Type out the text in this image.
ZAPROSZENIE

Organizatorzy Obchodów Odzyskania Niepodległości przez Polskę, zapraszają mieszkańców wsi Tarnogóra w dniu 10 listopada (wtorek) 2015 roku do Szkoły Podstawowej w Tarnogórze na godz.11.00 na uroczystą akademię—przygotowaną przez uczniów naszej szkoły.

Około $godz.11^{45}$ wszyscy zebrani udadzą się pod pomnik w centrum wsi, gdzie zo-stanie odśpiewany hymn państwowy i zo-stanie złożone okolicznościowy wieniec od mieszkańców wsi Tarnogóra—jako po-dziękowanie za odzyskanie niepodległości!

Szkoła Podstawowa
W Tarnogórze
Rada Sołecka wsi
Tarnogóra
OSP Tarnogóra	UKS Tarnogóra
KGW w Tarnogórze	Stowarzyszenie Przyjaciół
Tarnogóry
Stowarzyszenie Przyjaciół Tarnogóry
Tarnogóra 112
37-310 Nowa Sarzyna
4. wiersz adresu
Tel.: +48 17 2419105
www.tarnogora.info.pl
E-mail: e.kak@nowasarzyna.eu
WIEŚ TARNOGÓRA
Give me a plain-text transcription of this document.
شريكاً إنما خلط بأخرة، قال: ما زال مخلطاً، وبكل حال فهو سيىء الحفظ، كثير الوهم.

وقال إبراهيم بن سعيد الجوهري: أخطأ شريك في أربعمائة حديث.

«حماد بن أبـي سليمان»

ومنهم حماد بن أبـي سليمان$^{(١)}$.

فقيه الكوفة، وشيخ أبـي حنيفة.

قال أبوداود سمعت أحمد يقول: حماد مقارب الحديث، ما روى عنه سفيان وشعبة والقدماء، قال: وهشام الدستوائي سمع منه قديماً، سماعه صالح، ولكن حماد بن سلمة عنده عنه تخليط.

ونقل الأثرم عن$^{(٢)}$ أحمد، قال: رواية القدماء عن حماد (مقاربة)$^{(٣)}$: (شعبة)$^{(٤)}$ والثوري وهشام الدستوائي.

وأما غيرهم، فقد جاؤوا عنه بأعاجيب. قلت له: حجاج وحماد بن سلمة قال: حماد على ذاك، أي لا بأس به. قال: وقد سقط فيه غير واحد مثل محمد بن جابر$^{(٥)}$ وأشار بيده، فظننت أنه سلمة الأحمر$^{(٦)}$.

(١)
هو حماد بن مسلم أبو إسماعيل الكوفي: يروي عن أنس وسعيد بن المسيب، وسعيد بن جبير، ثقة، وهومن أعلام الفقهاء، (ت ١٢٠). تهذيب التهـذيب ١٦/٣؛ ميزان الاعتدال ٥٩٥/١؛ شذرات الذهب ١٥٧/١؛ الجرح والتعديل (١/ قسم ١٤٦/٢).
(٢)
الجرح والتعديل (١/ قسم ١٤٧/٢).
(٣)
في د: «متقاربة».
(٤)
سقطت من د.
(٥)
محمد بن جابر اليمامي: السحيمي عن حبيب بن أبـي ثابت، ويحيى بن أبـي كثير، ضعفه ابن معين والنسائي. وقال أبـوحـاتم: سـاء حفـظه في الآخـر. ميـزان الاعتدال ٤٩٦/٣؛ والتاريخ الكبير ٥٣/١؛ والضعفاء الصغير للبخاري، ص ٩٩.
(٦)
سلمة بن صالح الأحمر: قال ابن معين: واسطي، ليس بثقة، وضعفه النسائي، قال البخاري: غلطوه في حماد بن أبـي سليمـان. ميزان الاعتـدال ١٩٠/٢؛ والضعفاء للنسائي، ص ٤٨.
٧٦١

##########

## [Exercise brief]
Copy every line of the material, please, keeping it exactly the same.

## [The answer]
Type out the text in this image.
ZAPROSZENIE

Organizatorzy Obchodów Odzyskania Niepodległości przez Polskę, zapraszają mieszkańców wsi Tarnogóra w dniu 10 listopada (wtorek) 2015 roku do Szkoły Podstawowej w Tarnogórze na godz.11.00 na uroczystą akademię—przygotowaną przez uczniów naszej szkoły.

Około $godz.11^{45}$ wszyscy zebrani udadzą się pod pomnik w centrum wsi, gdzie zo-stanie odśpiewany hymn państwowy i zo-stanie złożone okolicznościowy wieniec od mieszkańców wsi Tarnogóra—jako po-dziękowanie za odzyskanie niepodległości!

Szkoła Podstawowa
W Tarnogórze
Rada Sołecka wsi
Tarnogóra
OSP Tarnogóra	UKS Tarnogóra
KGW w Tarnogórze	Stowarzyszenie Przyjaciół
Tarnogóry
Stowarzyszenie Przyjaciół Tarnogóry
Tarnogóra 112
37-310 Nowa Sarzyna
4. wiersz adresu
Tel.: +48 17 2419105
www.tarnogora.info.pl
E-mail: e.kak@nowasarzyna.eu
WIEŚ TARNOGÓRA
Give me a plain-text transcription of this document.
شريكاً إنما خلط بأخرة، قال: ما زال مخلطاً، وبكل حال فهو سيىء الحفظ، كثير الوهم.

وقال إبراهيم بن سعيد الجوهري: أخطأ شريك في أربعمائة حديث.

«حماد بن أبـي سليمان»

ومنهم حماد بن أبـي سليمان$^{(١)}$.

فقيه الكوفة، وشيخ أبـي حنيفة.

قال أبوداود سمعت أحمد يقول: حماد مقارب الحديث، ما روى عنه سفيان وشعبة والقدماء، قال: وهشام الدستوائي سمع منه قديماً، سماعه صالح، ولكن حماد بن سلمة عنده عنه تخليط.

ونقل الأثرم عن$^{(٢)}$ أحمد، قال: رواية القدماء عن حماد (مقاربة)$^{(٣)}$: (شعبة)$^{(٤)}$ والثوري وهشام الدستوائي.

وأما غيرهم، فقد جاؤوا عنه بأعاجيب. قلت له: حجاج وحماد بن سلمة قال: حماد على ذاك، أي لا بأس به. قال: وقد سقط فيه غير واحد مثل محمد بن جابر$^{(٥)}$ وأشار بيده، فظننت أنه سلمة الأحمر$^{(٦)}$.

(١)
هو حماد بن مسلم أبو إسماعيل الكوفي: يروي عن أنس وسعيد بن المسيب، وسعيد بن جبير، ثقة، وهومن أعلام الفقهاء، (ت ١٢٠). تهذيب التهـذيب ١٦/٣؛ ميزان الاعتدال ٥٩٥/١؛ شذرات الذهب ١٥٧/١؛ الجرح والتعديل (١/ قسم ١٤٦/٢).
(٢)
الجرح والتعديل (١/ قسم ١٤٧/٢).
(٣)
في د: «متقاربة».
(٤)
سقطت من د.
(٥)
محمد بن جابر اليمامي: السحيمي عن حبيب بن أبـي ثابت، ويحيى بن أبـي كثير، ضعفه ابن معين والنسائي. وقال أبـوحـاتم: سـاء حفـظه في الآخـر. ميـزان الاعتدال ٤٩٦/٣؛ والتاريخ الكبير ٥٣/١؛ والضعفاء الصغير للبخاري، ص ٩٩.
(٦)
سلمة بن صالح الأحمر: قال ابن معين: واسطي، ليس بثقة، وضعفه النسائي، قال البخاري: غلطوه في حماد بن أبـي سليمـان. ميزان الاعتـدال ١٩٠/٢؛ والضعفاء للنسائي، ص ٤٨.
٧٦١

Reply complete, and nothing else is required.